- **SET PROBLEM**:
Restate every line of the material, word for word.

- **RECORDS PROVIDED**:
######

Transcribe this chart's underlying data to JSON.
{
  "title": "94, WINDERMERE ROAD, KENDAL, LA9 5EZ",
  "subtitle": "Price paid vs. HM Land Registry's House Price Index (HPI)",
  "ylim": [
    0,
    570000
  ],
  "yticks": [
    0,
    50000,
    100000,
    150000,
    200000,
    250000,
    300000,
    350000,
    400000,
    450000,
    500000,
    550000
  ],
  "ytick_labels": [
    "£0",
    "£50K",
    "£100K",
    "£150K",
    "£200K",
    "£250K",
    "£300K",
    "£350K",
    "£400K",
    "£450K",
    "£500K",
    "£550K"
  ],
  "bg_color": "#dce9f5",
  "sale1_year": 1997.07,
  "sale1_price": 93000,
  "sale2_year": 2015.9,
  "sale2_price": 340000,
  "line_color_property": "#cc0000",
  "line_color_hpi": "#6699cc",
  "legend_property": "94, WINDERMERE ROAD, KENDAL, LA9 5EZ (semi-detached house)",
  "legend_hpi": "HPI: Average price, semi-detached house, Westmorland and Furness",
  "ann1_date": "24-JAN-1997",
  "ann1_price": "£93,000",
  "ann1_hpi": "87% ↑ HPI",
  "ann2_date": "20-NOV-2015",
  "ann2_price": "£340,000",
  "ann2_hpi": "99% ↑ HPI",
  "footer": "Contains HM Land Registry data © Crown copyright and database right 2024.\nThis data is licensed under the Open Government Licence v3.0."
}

######

- **ANSWER**:
Transcribe this chart's underlying data to JSON.
{
  "title": "94, WINDERMERE ROAD, KENDAL, LA9 5EZ",
  "subtitle": "Price paid vs. HM Land Registry's House Price Index (HPI)",
  "ylim": [
    0,
    570000
  ],
  "yticks": [
    0,
    50000,
    100000,
    150000,
    200000,
    250000,
    300000,
    350000,
    400000,
    450000,
    500000,
    550000
  ],
  "ytick_labels": [
    "£0",
    "£50K",
    "£100K",
    "£150K",
    "£200K",
    "£250K",
    "£300K",
    "£350K",
    "£400K",
    "£450K",
    "£500K",
    "£550K"
  ],
  "bg_color": "#dce9f5",
  "sale1_year": 1997.07,
  "sale1_price": 93000,
  "sale2_year": 2015.9,
  "sale2_price": 340000,
  "line_color_property": "#cc0000",
  "line_color_hpi": "#6699cc",
  "legend_property": "94, WINDERMERE ROAD, KENDAL, LA9 5EZ (semi-detached house)",
  "legend_hpi": "HPI: Average price, semi-detached house, Westmorland and Furness",
  "ann1_date": "24-JAN-1997",
  "ann1_price": "£93,000",
  "ann1_hpi": "87% ↑ HPI",
  "ann2_date": "20-NOV-2015",
  "ann2_price": "£340,000",
  "ann2_hpi": "99% ↑ HPI",
  "footer": "Contains HM Land Registry data © Crown copyright and database right 2024.\nThis data is licensed under the Open Government Licence v3.0."
}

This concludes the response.